> _Requirement_: Reproduce each line of the listing exactly.

(Rows from a dataset)
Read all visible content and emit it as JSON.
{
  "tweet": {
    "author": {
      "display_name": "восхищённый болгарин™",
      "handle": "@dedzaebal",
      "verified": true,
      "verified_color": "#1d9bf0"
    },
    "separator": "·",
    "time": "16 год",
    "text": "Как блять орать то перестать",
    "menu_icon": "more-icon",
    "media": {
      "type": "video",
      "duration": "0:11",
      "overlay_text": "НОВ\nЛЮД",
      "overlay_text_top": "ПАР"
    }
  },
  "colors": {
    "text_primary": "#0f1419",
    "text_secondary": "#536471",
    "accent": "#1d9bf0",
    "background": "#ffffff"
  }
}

> _Output of the task_:
Read all visible content and emit it as JSON.
{
  "tweet": {
    "author": {
      "display_name": "восхищённый болгарин™",
      "handle": "@dedzaebal",
      "verified": true,
      "verified_color": "#1d9bf0"
    },
    "separator": "·",
    "time": "16 год",
    "text": "Как блять орать то перестать",
    "menu_icon": "more-icon",
    "media": {
      "type": "video",
      "duration": "0:11",
      "overlay_text": "НОВ\nЛЮД",
      "overlay_text_top": "ПАР"
    }
  },
  "colors": {
    "text_primary": "#0f1419",
    "text_secondary": "#536471",
    "accent": "#1d9bf0",
    "background": "#ffffff"
  }
}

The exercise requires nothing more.